---------- DATASET EXTRACT

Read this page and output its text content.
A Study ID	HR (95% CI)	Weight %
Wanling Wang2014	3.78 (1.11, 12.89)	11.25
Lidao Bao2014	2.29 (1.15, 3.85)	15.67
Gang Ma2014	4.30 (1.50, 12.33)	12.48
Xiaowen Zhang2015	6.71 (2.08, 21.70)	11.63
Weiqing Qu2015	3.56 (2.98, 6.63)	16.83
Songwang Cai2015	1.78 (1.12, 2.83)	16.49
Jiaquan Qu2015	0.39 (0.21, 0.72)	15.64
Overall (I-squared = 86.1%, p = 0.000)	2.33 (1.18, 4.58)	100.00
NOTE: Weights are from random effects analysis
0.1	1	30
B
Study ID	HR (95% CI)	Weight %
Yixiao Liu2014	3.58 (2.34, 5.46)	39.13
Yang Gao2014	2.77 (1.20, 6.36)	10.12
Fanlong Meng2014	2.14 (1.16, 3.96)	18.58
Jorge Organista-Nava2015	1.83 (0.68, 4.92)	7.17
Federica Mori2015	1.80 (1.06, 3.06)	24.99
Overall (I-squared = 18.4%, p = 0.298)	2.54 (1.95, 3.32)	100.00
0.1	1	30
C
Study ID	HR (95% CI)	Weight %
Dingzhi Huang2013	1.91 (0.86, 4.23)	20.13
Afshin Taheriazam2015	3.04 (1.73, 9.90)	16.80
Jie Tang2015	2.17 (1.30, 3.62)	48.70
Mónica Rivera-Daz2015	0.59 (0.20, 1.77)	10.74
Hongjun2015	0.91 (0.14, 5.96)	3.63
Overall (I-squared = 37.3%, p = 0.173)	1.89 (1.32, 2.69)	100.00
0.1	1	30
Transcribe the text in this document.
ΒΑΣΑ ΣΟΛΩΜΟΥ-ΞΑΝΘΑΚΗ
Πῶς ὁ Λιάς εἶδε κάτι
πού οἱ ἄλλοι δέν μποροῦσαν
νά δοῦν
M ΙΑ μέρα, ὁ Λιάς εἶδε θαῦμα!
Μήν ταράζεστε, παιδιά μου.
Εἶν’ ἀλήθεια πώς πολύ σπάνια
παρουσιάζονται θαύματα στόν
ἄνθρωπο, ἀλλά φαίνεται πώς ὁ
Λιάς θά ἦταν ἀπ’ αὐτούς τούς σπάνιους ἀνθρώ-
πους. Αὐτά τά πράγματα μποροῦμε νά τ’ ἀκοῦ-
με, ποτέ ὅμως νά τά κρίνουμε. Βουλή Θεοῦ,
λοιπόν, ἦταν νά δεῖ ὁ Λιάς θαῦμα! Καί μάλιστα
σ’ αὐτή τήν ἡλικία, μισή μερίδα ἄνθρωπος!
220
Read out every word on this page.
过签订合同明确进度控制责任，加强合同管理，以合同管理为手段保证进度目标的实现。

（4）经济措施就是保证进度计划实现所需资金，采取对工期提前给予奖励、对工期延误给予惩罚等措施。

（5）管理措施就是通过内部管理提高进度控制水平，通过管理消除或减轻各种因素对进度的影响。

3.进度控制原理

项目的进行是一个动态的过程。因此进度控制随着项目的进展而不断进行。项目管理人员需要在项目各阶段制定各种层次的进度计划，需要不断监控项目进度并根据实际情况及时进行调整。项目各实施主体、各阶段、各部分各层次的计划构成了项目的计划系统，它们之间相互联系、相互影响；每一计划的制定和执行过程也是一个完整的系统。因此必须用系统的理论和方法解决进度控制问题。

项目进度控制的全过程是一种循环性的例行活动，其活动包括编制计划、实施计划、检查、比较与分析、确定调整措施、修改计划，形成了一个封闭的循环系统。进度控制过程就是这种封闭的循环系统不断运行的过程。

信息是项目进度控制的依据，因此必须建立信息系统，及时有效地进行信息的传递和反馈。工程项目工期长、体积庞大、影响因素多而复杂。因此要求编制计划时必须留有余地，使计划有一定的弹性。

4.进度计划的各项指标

--------------------

GOAL = Exactly reproduce every line of the records.

OUTPUT FOR THIS TASK =
Read this page and output its text content.
A Study ID	HR (95% CI)	Weight %
Wanling Wang2014	3.78 (1.11, 12.89)	11.25
Lidao Bao2014	2.29 (1.15, 3.85)	15.67
Gang Ma2014	4.30 (1.50, 12.33)	12.48
Xiaowen Zhang2015	6.71 (2.08, 21.70)	11.63
Weiqing Qu2015	3.56 (2.98, 6.63)	16.83
Songwang Cai2015	1.78 (1.12, 2.83)	16.49
Jiaquan Qu2015	0.39 (0.21, 0.72)	15.64
Overall (I-squared = 86.1%, p = 0.000)	2.33 (1.18, 4.58)	100.00
NOTE: Weights are from random effects analysis
0.1	1	30
B
Study ID	HR (95% CI)	Weight %
Yixiao Liu2014	3.58 (2.34, 5.46)	39.13
Yang Gao2014	2.77 (1.20, 6.36)	10.12
Fanlong Meng2014	2.14 (1.16, 3.96)	18.58
Jorge Organista-Nava2015	1.83 (0.68, 4.92)	7.17
Federica Mori2015	1.80 (1.06, 3.06)	24.99
Overall (I-squared = 18.4%, p = 0.298)	2.54 (1.95, 3.32)	100.00
0.1	1	30
C
Study ID	HR (95% CI)	Weight %
Dingzhi Huang2013	1.91 (0.86, 4.23)	20.13
Afshin Taheriazam2015	3.04 (1.73, 9.90)	16.80
Jie Tang2015	2.17 (1.30, 3.62)	48.70
Mónica Rivera-Daz2015	0.59 (0.20, 1.77)	10.74
Hongjun2015	0.91 (0.14, 5.96)	3.63
Overall (I-squared = 37.3%, p = 0.173)	1.89 (1.32, 2.69)	100.00
0.1	1	30
Transcribe the text in this document.
ΒΑΣΑ ΣΟΛΩΜΟΥ-ΞΑΝΘΑΚΗ
Πῶς ὁ Λιάς εἶδε κάτι
πού οἱ ἄλλοι δέν μποροῦσαν
νά δοῦν
M ΙΑ μέρα, ὁ Λιάς εἶδε θαῦμα!
Μήν ταράζεστε, παιδιά μου.
Εἶν’ ἀλήθεια πώς πολύ σπάνια
παρουσιάζονται θαύματα στόν
ἄνθρωπο, ἀλλά φαίνεται πώς ὁ
Λιάς θά ἦταν ἀπ’ αὐτούς τούς σπάνιους ἀνθρώ-
πους. Αὐτά τά πράγματα μποροῦμε νά τ’ ἀκοῦ-
με, ποτέ ὅμως νά τά κρίνουμε. Βουλή Θεοῦ,
λοιπόν, ἦταν νά δεῖ ὁ Λιάς θαῦμα! Καί μάλιστα
σ’ αὐτή τήν ἡλικία, μισή μερίδα ἄνθρωπος!
220
Read out every word on this page.
过签订合同明确进度控制责任，加强合同管理，以合同管理为手段保证进度目标的实现。

（4）经济措施就是保证进度计划实现所需资金，采取对工期提前给予奖励、对工期延误给予惩罚等措施。

（5）管理措施就是通过内部管理提高进度控制水平，通过管理消除或减轻各种因素对进度的影响。

3.进度控制原理

项目的进行是一个动态的过程。因此进度控制随着项目的进展而不断进行。项目管理人员需要在项目各阶段制定各种层次的进度计划，需要不断监控项目进度并根据实际情况及时进行调整。项目各实施主体、各阶段、各部分各层次的计划构成了项目的计划系统，它们之间相互联系、相互影响；每一计划的制定和执行过程也是一个完整的系统。因此必须用系统的理论和方法解决进度控制问题。

项目进度控制的全过程是一种循环性的例行活动，其活动包括编制计划、实施计划、检查、比较与分析、确定调整措施、修改计划，形成了一个封闭的循环系统。进度控制过程就是这种封闭的循环系统不断运行的过程。

信息是项目进度控制的依据，因此必须建立信息系统，及时有效地进行信息的传递和反馈。工程项目工期长、体积庞大、影响因素多而复杂。因此要求编制计划时必须留有余地，使计划有一定的弹性。

4.进度计划的各项指标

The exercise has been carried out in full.